Search the material for the word "directiva" and copy each line that holds it.
──────────────────────────────
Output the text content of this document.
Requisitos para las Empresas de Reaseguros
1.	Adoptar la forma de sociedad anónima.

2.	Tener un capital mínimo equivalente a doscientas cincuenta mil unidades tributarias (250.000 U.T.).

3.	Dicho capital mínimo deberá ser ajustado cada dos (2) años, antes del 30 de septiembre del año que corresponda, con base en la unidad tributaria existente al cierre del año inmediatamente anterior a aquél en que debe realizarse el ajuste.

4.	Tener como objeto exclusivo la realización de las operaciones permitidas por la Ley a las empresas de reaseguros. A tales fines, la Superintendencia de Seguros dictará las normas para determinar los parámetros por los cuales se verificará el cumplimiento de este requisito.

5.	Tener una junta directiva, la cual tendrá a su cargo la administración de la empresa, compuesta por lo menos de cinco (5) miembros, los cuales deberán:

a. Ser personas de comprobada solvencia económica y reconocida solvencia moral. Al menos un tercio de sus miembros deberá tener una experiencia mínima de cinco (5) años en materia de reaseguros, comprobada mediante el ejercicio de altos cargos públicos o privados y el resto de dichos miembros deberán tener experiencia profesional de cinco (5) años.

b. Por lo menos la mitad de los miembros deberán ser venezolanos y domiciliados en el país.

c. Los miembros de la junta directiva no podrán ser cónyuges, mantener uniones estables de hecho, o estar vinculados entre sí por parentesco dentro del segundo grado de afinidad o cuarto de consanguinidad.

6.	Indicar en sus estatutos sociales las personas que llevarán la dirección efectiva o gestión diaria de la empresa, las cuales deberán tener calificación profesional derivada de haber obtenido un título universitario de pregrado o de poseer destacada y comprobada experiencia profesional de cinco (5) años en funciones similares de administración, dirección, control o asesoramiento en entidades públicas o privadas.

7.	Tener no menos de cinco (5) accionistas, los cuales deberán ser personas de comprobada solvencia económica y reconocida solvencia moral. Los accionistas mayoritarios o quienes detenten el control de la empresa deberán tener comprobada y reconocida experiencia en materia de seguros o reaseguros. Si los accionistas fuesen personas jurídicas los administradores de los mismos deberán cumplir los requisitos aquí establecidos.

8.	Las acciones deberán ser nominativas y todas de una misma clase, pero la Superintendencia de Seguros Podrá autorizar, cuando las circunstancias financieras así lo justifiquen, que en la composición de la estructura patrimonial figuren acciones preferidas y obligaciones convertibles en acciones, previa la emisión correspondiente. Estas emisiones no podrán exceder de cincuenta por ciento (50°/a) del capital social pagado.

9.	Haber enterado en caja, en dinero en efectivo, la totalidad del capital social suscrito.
──────────────────────────────
> _Complete answer_
5.	Tener una junta directiva, la cual tendrá a su cargo la administración de la empresa, compuesta por lo menos de cinco (5) miembros, los cuales deberán:
c. Los miembros de la junta directiva no podrán ser cónyuges, mantener uniones estables de hecho, o estar vinculados entre sí por parentesco dentro del segundo grado de afinidad o cuarto de consanguinidad.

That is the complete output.